Task directions: Of all the lines in the material, how many include the word "style"? Reply with the number alone.
--- Start of Extracted material ---
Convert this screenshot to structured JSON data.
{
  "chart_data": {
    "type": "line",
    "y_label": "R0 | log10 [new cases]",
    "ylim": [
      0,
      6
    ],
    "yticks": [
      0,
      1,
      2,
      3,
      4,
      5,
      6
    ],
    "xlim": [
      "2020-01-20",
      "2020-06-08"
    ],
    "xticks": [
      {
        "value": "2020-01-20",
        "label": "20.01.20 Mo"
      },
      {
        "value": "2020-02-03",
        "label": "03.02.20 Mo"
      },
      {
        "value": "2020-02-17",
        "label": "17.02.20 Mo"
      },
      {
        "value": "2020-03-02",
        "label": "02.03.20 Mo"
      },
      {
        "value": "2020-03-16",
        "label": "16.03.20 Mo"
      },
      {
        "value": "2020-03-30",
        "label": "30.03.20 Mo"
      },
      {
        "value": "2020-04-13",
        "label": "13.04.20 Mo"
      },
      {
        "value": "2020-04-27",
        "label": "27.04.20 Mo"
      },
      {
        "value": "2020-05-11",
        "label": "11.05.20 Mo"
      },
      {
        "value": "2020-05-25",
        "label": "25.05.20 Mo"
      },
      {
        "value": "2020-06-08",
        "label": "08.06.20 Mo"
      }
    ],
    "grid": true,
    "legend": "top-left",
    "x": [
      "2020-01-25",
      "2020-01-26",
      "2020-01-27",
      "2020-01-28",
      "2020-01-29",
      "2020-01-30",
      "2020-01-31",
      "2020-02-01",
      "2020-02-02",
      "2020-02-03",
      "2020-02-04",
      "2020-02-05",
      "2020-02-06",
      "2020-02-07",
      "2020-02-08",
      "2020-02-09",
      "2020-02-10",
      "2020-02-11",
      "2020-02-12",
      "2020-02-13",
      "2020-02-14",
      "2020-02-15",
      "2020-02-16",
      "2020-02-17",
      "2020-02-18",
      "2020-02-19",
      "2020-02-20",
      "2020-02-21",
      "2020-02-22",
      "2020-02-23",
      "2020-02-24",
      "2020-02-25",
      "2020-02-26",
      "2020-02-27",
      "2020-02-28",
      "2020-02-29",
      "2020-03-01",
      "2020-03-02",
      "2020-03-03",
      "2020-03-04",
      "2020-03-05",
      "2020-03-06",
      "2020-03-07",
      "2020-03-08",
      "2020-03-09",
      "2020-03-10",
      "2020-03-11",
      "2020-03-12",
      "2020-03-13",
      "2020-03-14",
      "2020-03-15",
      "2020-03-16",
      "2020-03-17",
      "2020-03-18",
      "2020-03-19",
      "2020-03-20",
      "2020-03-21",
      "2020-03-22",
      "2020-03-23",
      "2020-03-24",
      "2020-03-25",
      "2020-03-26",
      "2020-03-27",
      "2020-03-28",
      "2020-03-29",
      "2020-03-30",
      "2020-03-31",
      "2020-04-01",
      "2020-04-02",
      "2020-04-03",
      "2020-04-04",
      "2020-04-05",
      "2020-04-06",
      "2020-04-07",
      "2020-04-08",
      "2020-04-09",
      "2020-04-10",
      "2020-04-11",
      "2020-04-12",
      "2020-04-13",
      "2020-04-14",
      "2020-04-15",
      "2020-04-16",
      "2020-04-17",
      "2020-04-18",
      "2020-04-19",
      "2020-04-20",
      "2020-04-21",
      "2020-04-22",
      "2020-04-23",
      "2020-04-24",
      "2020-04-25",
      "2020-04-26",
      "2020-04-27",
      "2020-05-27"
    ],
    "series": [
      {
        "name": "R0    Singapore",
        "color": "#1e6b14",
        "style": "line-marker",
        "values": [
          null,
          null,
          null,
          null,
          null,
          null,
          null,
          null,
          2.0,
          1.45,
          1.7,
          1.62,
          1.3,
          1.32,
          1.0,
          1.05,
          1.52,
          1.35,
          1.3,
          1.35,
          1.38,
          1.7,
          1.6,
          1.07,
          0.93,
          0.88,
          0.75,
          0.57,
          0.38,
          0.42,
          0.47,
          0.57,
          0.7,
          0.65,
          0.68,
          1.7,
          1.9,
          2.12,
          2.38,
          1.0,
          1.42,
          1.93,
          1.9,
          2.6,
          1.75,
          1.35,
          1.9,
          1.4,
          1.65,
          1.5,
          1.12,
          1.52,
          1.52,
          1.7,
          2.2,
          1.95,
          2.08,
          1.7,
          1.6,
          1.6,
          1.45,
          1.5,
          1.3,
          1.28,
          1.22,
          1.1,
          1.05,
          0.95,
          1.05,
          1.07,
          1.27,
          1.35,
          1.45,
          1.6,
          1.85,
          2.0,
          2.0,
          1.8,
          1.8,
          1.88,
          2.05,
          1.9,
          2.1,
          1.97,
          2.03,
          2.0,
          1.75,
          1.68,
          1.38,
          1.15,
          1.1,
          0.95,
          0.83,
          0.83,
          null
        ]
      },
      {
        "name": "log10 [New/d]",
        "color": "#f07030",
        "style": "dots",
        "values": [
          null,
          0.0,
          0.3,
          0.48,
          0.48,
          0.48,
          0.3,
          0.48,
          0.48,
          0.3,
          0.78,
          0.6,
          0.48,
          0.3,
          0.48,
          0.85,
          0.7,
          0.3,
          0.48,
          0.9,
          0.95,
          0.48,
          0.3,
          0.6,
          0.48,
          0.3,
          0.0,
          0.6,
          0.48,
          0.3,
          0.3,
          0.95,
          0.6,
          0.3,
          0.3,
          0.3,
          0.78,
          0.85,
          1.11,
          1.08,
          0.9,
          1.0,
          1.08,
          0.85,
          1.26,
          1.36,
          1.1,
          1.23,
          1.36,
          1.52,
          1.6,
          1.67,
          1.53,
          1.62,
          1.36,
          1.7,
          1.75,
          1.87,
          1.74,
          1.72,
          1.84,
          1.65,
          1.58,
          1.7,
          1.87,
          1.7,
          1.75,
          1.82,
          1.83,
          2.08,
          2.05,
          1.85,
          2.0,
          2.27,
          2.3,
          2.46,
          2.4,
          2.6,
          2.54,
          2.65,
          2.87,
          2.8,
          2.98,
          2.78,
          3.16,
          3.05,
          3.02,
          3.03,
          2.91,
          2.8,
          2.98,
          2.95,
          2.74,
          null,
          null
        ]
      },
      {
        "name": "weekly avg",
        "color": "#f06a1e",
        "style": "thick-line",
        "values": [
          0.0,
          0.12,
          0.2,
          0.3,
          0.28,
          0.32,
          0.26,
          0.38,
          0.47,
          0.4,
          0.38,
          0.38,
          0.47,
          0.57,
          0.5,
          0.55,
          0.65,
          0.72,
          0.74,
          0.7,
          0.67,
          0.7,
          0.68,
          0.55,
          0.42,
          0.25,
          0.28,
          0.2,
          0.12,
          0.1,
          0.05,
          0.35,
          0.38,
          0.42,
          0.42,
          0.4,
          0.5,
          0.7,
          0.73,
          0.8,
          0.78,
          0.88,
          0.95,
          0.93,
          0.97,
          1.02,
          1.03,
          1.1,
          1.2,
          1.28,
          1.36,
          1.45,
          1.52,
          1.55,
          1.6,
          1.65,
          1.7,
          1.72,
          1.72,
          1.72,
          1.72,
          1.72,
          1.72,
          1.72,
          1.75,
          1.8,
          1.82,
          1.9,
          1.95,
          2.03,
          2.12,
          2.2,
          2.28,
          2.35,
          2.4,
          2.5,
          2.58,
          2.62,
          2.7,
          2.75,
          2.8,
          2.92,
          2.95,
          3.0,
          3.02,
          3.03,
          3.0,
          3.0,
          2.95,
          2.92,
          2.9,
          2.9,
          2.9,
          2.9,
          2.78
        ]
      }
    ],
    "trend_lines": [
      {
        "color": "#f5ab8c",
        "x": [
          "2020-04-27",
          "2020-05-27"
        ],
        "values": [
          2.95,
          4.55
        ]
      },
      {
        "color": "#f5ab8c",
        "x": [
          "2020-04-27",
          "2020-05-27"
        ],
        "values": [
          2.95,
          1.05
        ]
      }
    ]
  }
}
--- End of Extracted material ---
Exercise result: 3